_Work instructions_: Below are some records. Copy every line in them that holds "title".

_Data for the task_:
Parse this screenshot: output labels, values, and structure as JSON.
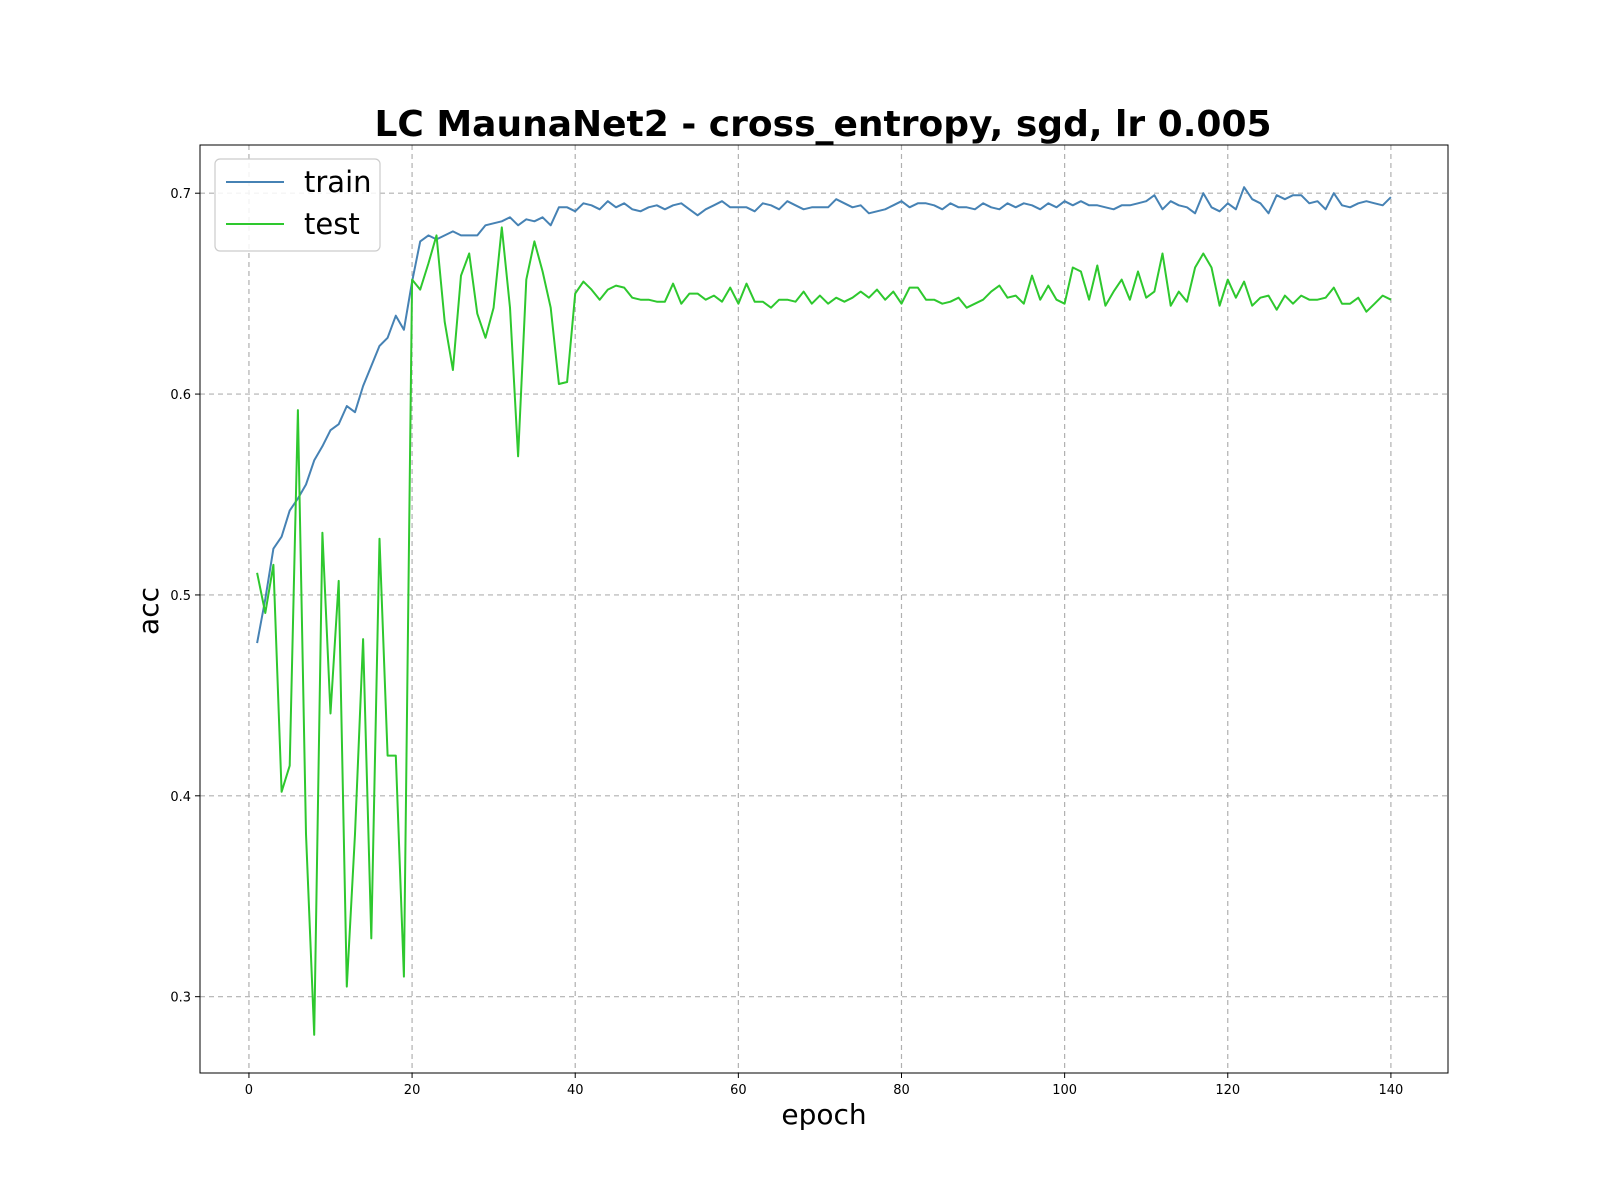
{
  "chart_data": {
    "type": "line",
    "title": "LC MaunaNet2 - cross_entropy, sgd, lr 0.005",
    "xlabel": "epoch",
    "ylabel": "acc",
    "xlim": [
      -6,
      147
    ],
    "ylim": [
      0.262,
      0.724
    ],
    "xticks": [
      0,
      20,
      40,
      60,
      80,
      100,
      120,
      140
    ],
    "xtick_labels": [
      "0",
      "20",
      "40",
      "60",
      "80",
      "100",
      "120",
      "140"
    ],
    "yticks": [
      0.3,
      0.4,
      0.5,
      0.6,
      0.7
    ],
    "ytick_labels": [
      "0.3",
      "0.4",
      "0.5",
      "0.6",
      "0.7"
    ],
    "grid": true,
    "legend_position": "top-left",
    "x": [
      1,
      2,
      3,
      4,
      5,
      6,
      7,
      8,
      9,
      10,
      11,
      12,
      13,
      14,
      15,
      16,
      17,
      18,
      19,
      20,
      21,
      22,
      23,
      24,
      25,
      26,
      27,
      28,
      29,
      30,
      31,
      32,
      33,
      34,
      35,
      36,
      37,
      38,
      39,
      40,
      41,
      42,
      43,
      44,
      45,
      46,
      47,
      48,
      49,
      50,
      51,
      52,
      53,
      54,
      55,
      56,
      57,
      58,
      59,
      60,
      61,
      62,
      63,
      64,
      65,
      66,
      67,
      68,
      69,
      70,
      71,
      72,
      73,
      74,
      75,
      76,
      77,
      78,
      79,
      80,
      81,
      82,
      83,
      84,
      85,
      86,
      87,
      88,
      89,
      90,
      91,
      92,
      93,
      94,
      95,
      96,
      97,
      98,
      99,
      100,
      101,
      102,
      103,
      104,
      105,
      106,
      107,
      108,
      109,
      110,
      111,
      112,
      113,
      114,
      115,
      116,
      117,
      118,
      119,
      120,
      121,
      122,
      123,
      124,
      125,
      126,
      127,
      128,
      129,
      130,
      131,
      132,
      133,
      134,
      135,
      136,
      137,
      138,
      139,
      140
    ],
    "series": [
      {
        "name": "train",
        "color": "#4682b4",
        "values": [
          0.476,
          0.498,
          0.523,
          0.529,
          0.542,
          0.548,
          0.555,
          0.567,
          0.574,
          0.582,
          0.585,
          0.594,
          0.591,
          0.604,
          0.614,
          0.624,
          0.628,
          0.639,
          0.632,
          0.656,
          0.676,
          0.679,
          0.677,
          0.679,
          0.681,
          0.679,
          0.679,
          0.679,
          0.684,
          0.685,
          0.686,
          0.688,
          0.684,
          0.687,
          0.686,
          0.688,
          0.684,
          0.693,
          0.693,
          0.691,
          0.695,
          0.694,
          0.692,
          0.696,
          0.693,
          0.695,
          0.692,
          0.691,
          0.693,
          0.694,
          0.692,
          0.694,
          0.695,
          0.692,
          0.689,
          0.692,
          0.694,
          0.696,
          0.693,
          0.693,
          0.693,
          0.691,
          0.695,
          0.694,
          0.692,
          0.696,
          0.694,
          0.692,
          0.693,
          0.693,
          0.693,
          0.697,
          0.695,
          0.693,
          0.694,
          0.69,
          0.691,
          0.692,
          0.694,
          0.696,
          0.693,
          0.695,
          0.695,
          0.694,
          0.692,
          0.695,
          0.693,
          0.693,
          0.692,
          0.695,
          0.693,
          0.692,
          0.695,
          0.693,
          0.695,
          0.694,
          0.692,
          0.695,
          0.693,
          0.696,
          0.694,
          0.696,
          0.694,
          0.694,
          0.693,
          0.692,
          0.694,
          0.694,
          0.695,
          0.696,
          0.699,
          0.692,
          0.696,
          0.694,
          0.693,
          0.69,
          0.7,
          0.693,
          0.691,
          0.695,
          0.692,
          0.703,
          0.697,
          0.695,
          0.69,
          0.699,
          0.697,
          0.699,
          0.699,
          0.695,
          0.696,
          0.692,
          0.7,
          0.694,
          0.693,
          0.695,
          0.696,
          0.695,
          0.694,
          0.698
        ]
      },
      {
        "name": "test",
        "color": "#2ec82e",
        "values": [
          0.511,
          0.491,
          0.515,
          0.402,
          0.415,
          0.592,
          0.381,
          0.281,
          0.531,
          0.441,
          0.507,
          0.305,
          0.381,
          0.478,
          0.329,
          0.528,
          0.42,
          0.42,
          0.31,
          0.657,
          0.652,
          0.665,
          0.679,
          0.636,
          0.612,
          0.659,
          0.67,
          0.64,
          0.628,
          0.643,
          0.683,
          0.643,
          0.569,
          0.657,
          0.676,
          0.661,
          0.643,
          0.605,
          0.606,
          0.65,
          0.656,
          0.652,
          0.647,
          0.652,
          0.654,
          0.653,
          0.648,
          0.647,
          0.647,
          0.646,
          0.646,
          0.655,
          0.645,
          0.65,
          0.65,
          0.647,
          0.649,
          0.646,
          0.653,
          0.645,
          0.655,
          0.646,
          0.646,
          0.643,
          0.647,
          0.647,
          0.646,
          0.651,
          0.645,
          0.649,
          0.645,
          0.648,
          0.646,
          0.648,
          0.651,
          0.648,
          0.652,
          0.647,
          0.651,
          0.645,
          0.653,
          0.653,
          0.647,
          0.647,
          0.645,
          0.646,
          0.648,
          0.643,
          0.645,
          0.647,
          0.651,
          0.654,
          0.648,
          0.649,
          0.645,
          0.659,
          0.647,
          0.654,
          0.647,
          0.645,
          0.663,
          0.661,
          0.647,
          0.664,
          0.644,
          0.651,
          0.657,
          0.647,
          0.661,
          0.648,
          0.651,
          0.67,
          0.644,
          0.651,
          0.646,
          0.663,
          0.67,
          0.663,
          0.644,
          0.657,
          0.648,
          0.656,
          0.644,
          0.648,
          0.649,
          0.642,
          0.649,
          0.645,
          0.649,
          0.647,
          0.647,
          0.648,
          0.653,
          0.645,
          0.645,
          0.648,
          0.641,
          0.645,
          0.649,
          0.647
        ]
      }
    ]
  }
}
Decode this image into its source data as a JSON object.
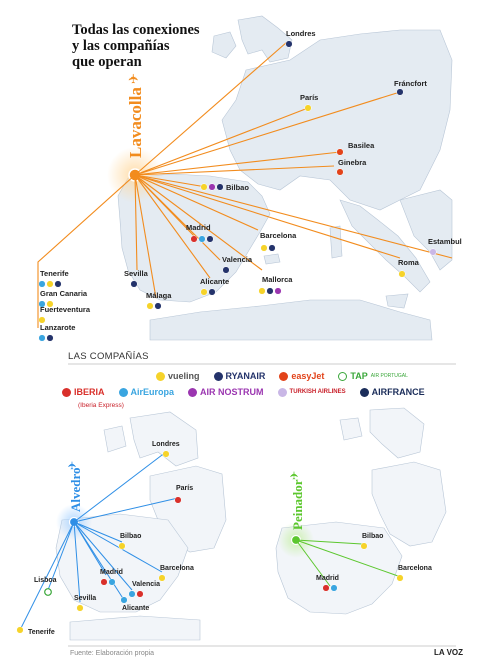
{
  "title": {
    "line1": "Todas las conexiones",
    "line2": "y las compañías",
    "line3": "que operan"
  },
  "section_label": "LAS COMPAÑÍAS",
  "footer": {
    "source": "Fuente: Elaboración propia",
    "brand": "LA VOZ"
  },
  "colors": {
    "main_route": "#f28c1e",
    "alvedro_route": "#2f8fe6",
    "peinador_route": "#5cc72e",
    "land": "#e8edf3",
    "water": "#ffffff"
  },
  "airlines": {
    "vueling": {
      "name": "vueling",
      "color": "#f6d32a"
    },
    "ryanair": {
      "name": "RYANAIR",
      "color": "#24336b"
    },
    "easyjet": {
      "name": "easyJet",
      "color": "#e2431a"
    },
    "tap": {
      "name": "TAP",
      "sub": "AIR PORTUGAL",
      "color": "#3aa73a"
    },
    "iberia": {
      "name": "IBERIA",
      "sub": "(Iberia Express)",
      "color": "#d9302b"
    },
    "aireuropa": {
      "name": "AirEuropa",
      "color": "#3aa5e0"
    },
    "airnostrum": {
      "name": "AIR NOSTRUM",
      "color": "#9b36b0"
    },
    "turkish": {
      "name": "TURKISH AIRLINES",
      "color": "#c9b7e6"
    },
    "airfrance": {
      "name": "AIRFRANCE",
      "color": "#1b2d5a"
    }
  },
  "hubs": {
    "lavacolla": {
      "name": "Lavacolla"
    },
    "alvedro": {
      "name": "Alvedro"
    },
    "peinador": {
      "name": "Peinador"
    }
  },
  "main_map": {
    "cities": [
      {
        "name": "Londres",
        "airlines": [
          "ryanair"
        ]
      },
      {
        "name": "Fráncfort",
        "airlines": [
          "ryanair"
        ]
      },
      {
        "name": "París",
        "airlines": [
          "vueling"
        ]
      },
      {
        "name": "Basilea",
        "airlines": [
          "easyjet"
        ]
      },
      {
        "name": "Ginebra",
        "airlines": [
          "easyjet"
        ]
      },
      {
        "name": "Bilbao",
        "airlines": [
          "vueling",
          "airnostrum",
          "ryanair"
        ]
      },
      {
        "name": "Madrid",
        "airlines": [
          "iberia",
          "aireuropa",
          "ryanair"
        ]
      },
      {
        "name": "Barcelona",
        "airlines": [
          "vueling",
          "ryanair"
        ]
      },
      {
        "name": "Valencia",
        "airlines": [
          "ryanair"
        ]
      },
      {
        "name": "Mallorca",
        "airlines": [
          "vueling",
          "ryanair",
          "airnostrum"
        ]
      },
      {
        "name": "Alicante",
        "airlines": [
          "vueling",
          "ryanair"
        ]
      },
      {
        "name": "Sevilla",
        "airlines": [
          "ryanair"
        ]
      },
      {
        "name": "Málaga",
        "airlines": [
          "vueling",
          "ryanair"
        ]
      },
      {
        "name": "Roma",
        "airlines": [
          "vueling"
        ]
      },
      {
        "name": "Estambul",
        "airlines": [
          "turkish"
        ]
      },
      {
        "name": "Tenerife",
        "airlines": [
          "aireuropa",
          "vueling",
          "ryanair"
        ]
      },
      {
        "name": "Gran Canaria",
        "airlines": [
          "aireuropa",
          "vueling"
        ]
      },
      {
        "name": "Fuerteventura",
        "airlines": [
          "vueling"
        ]
      },
      {
        "name": "Lanzarote",
        "airlines": [
          "aireuropa",
          "ryanair"
        ]
      }
    ]
  },
  "alvedro_map": {
    "cities": [
      {
        "name": "Londres",
        "airlines": [
          "vueling"
        ]
      },
      {
        "name": "París",
        "airlines": [
          "iberia"
        ]
      },
      {
        "name": "Bilbao",
        "airlines": [
          "vueling"
        ]
      },
      {
        "name": "Barcelona",
        "airlines": [
          "vueling"
        ]
      },
      {
        "name": "Lisboa",
        "airlines": [
          "tap"
        ]
      },
      {
        "name": "Madrid",
        "airlines": [
          "iberia",
          "aireuropa"
        ]
      },
      {
        "name": "Valencia",
        "airlines": [
          "aireuropa",
          "iberia"
        ]
      },
      {
        "name": "Sevilla",
        "airlines": [
          "vueling"
        ]
      },
      {
        "name": "Alicante",
        "airlines": [
          "aireuropa"
        ]
      },
      {
        "name": "Tenerife",
        "airlines": [
          "vueling"
        ]
      }
    ]
  },
  "peinador_map": {
    "cities": [
      {
        "name": "Bilbao",
        "airlines": [
          "vueling"
        ]
      },
      {
        "name": "Madrid",
        "airlines": [
          "iberia",
          "aireuropa"
        ]
      },
      {
        "name": "Barcelona",
        "airlines": [
          "vueling"
        ]
      }
    ]
  }
}
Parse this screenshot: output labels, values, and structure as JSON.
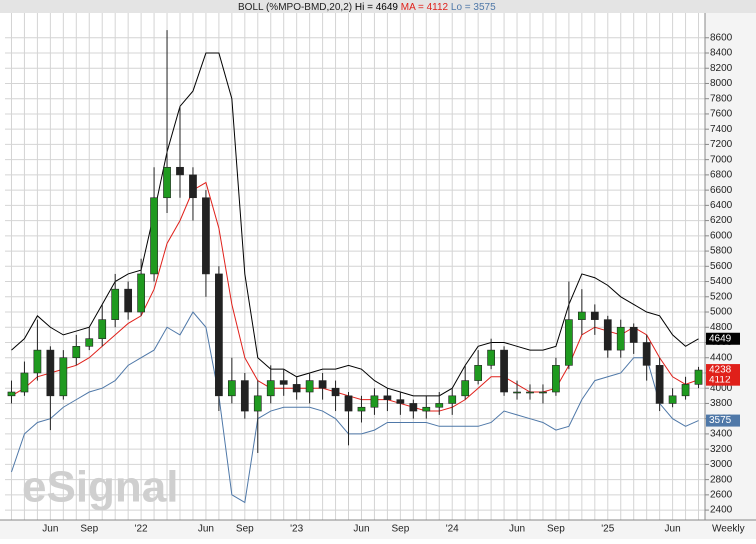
{
  "chart_data": {
    "type": "candlestick",
    "title": "BOLL (%MPO-BMD,20,2)",
    "watermark": "eSignal",
    "period": "Weekly",
    "categories": [
      null,
      null,
      null,
      "Jun",
      null,
      null,
      "Sep",
      null,
      null,
      null,
      "'22",
      null,
      null,
      null,
      null,
      "Jun",
      null,
      null,
      "Sep",
      null,
      null,
      null,
      "'23",
      null,
      null,
      null,
      null,
      "Jun",
      null,
      null,
      "Sep",
      null,
      null,
      null,
      "'24",
      null,
      null,
      null,
      null,
      "Jun",
      null,
      null,
      "Sep",
      null,
      null,
      null,
      "'25",
      null,
      null,
      null,
      null,
      "Jun",
      null,
      null
    ],
    "open": [
      3900,
      3950,
      4200,
      4500,
      3900,
      4400,
      4550,
      4650,
      4900,
      5300,
      5000,
      5500,
      6500,
      6900,
      6800,
      6500,
      5500,
      3900,
      4100,
      3700,
      3900,
      4100,
      4050,
      3950,
      4100,
      4000,
      3900,
      3700,
      3750,
      3900,
      3850,
      3800,
      3700,
      3750,
      3800,
      3900,
      4100,
      4300,
      4500,
      3950,
      3950,
      3950,
      3950,
      4300,
      4900,
      5000,
      4900,
      4500,
      4800,
      4600,
      4300,
      3800,
      3900,
      4050
    ],
    "high": [
      4100,
      4350,
      4900,
      4550,
      4500,
      4700,
      4800,
      5100,
      5500,
      5400,
      5700,
      6900,
      8700,
      7700,
      6900,
      6600,
      5600,
      4400,
      4200,
      4100,
      4300,
      4250,
      4150,
      4200,
      4200,
      4100,
      3950,
      3900,
      4000,
      4000,
      3950,
      3850,
      3900,
      3950,
      4000,
      4300,
      4500,
      4650,
      4550,
      4100,
      4050,
      4050,
      4400,
      5400,
      5300,
      5100,
      4950,
      4900,
      4850,
      4700,
      4400,
      4000,
      4150,
      4280
    ],
    "low": [
      3800,
      3900,
      4100,
      3450,
      3850,
      4300,
      4500,
      4550,
      4800,
      4900,
      4950,
      5400,
      6300,
      6500,
      6200,
      5200,
      3700,
      3800,
      3600,
      3150,
      3800,
      3900,
      3850,
      3800,
      3850,
      3700,
      3250,
      3550,
      3650,
      3700,
      3650,
      3600,
      3600,
      3650,
      3650,
      3850,
      4050,
      4250,
      3900,
      3850,
      3850,
      3800,
      3900,
      4250,
      4700,
      4700,
      4400,
      4400,
      4450,
      4100,
      3700,
      3750,
      3850,
      4000
    ],
    "close": [
      3950,
      4200,
      4500,
      3900,
      4400,
      4550,
      4650,
      4900,
      5300,
      5000,
      5500,
      6500,
      6900,
      6800,
      6500,
      5500,
      3900,
      4100,
      3700,
      3900,
      4100,
      4050,
      3950,
      4100,
      4000,
      3900,
      3700,
      3750,
      3900,
      3850,
      3800,
      3700,
      3750,
      3800,
      3900,
      4100,
      4300,
      4500,
      3950,
      3950,
      3950,
      3950,
      4300,
      4900,
      5000,
      4900,
      4500,
      4800,
      4600,
      4300,
      3800,
      3900,
      4050,
      4238
    ],
    "up_color": "#1f9a1f",
    "down_color": "#222222",
    "close_tag_color": "#e0201a",
    "series": [
      {
        "label": "Hi = 4649",
        "color": "#000000",
        "values": [
          4500,
          4650,
          4950,
          4800,
          4700,
          4750,
          4800,
          5100,
          5400,
          5500,
          5550,
          6300,
          7100,
          7700,
          7900,
          8400,
          8400,
          7800,
          5500,
          4400,
          4250,
          4250,
          4150,
          4200,
          4250,
          4250,
          4300,
          4250,
          4100,
          4000,
          3950,
          3900,
          3900,
          3900,
          4000,
          4300,
          4550,
          4600,
          4600,
          4550,
          4500,
          4500,
          4550,
          5100,
          5500,
          5450,
          5350,
          5200,
          5100,
          5000,
          4950,
          4700,
          4550,
          4649
        ]
      },
      {
        "label": "MA = 4112",
        "color": "#e0201a",
        "values": [
          3900,
          4000,
          4150,
          4200,
          4250,
          4300,
          4400,
          4550,
          4700,
          4850,
          4950,
          5300,
          5900,
          6200,
          6600,
          6700,
          6100,
          5100,
          4400,
          4100,
          4000,
          4000,
          4000,
          4000,
          4000,
          3950,
          3900,
          3850,
          3850,
          3850,
          3800,
          3750,
          3700,
          3700,
          3750,
          3850,
          4000,
          4150,
          4150,
          4050,
          3950,
          3950,
          4000,
          4300,
          4700,
          4800,
          4750,
          4700,
          4800,
          4700,
          4400,
          4150,
          4050,
          4112
        ]
      },
      {
        "label": "Lo = 3575",
        "color": "#4f78a8",
        "values": [
          2900,
          3400,
          3550,
          3600,
          3750,
          3850,
          3950,
          4000,
          4100,
          4300,
          4400,
          4500,
          4800,
          4700,
          5000,
          4800,
          3900,
          2600,
          2500,
          3600,
          3700,
          3750,
          3750,
          3750,
          3700,
          3600,
          3400,
          3400,
          3450,
          3550,
          3550,
          3550,
          3550,
          3500,
          3500,
          3500,
          3500,
          3550,
          3700,
          3650,
          3600,
          3550,
          3450,
          3500,
          3850,
          4100,
          4150,
          4200,
          4400,
          4400,
          3800,
          3600,
          3500,
          3575
        ]
      }
    ],
    "ylim": [
      2270,
      8925
    ],
    "yticks": [
      2400,
      2600,
      2800,
      3000,
      3200,
      3400,
      3600,
      3800,
      4000,
      4200,
      4400,
      4600,
      4800,
      5000,
      5200,
      5400,
      5600,
      5800,
      6000,
      6200,
      6400,
      6600,
      6800,
      7000,
      7200,
      7400,
      7600,
      7800,
      8000,
      8200,
      8400,
      8600
    ],
    "grid": true
  }
}
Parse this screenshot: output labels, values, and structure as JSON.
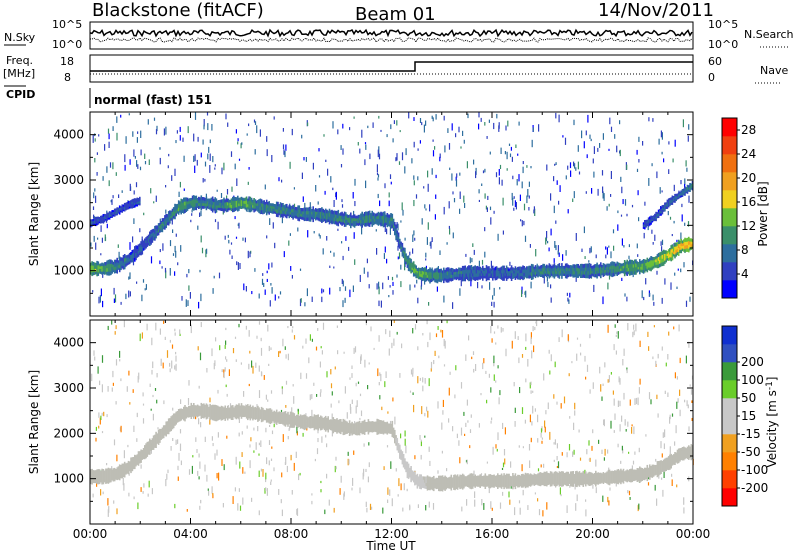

_Response to this task_:
    "title": "LC MaunaNet2 - cross_entropy, sgd, lr 0.005",
  "title": {
    "title": "BOLL (%MPO-BMD,20,2)",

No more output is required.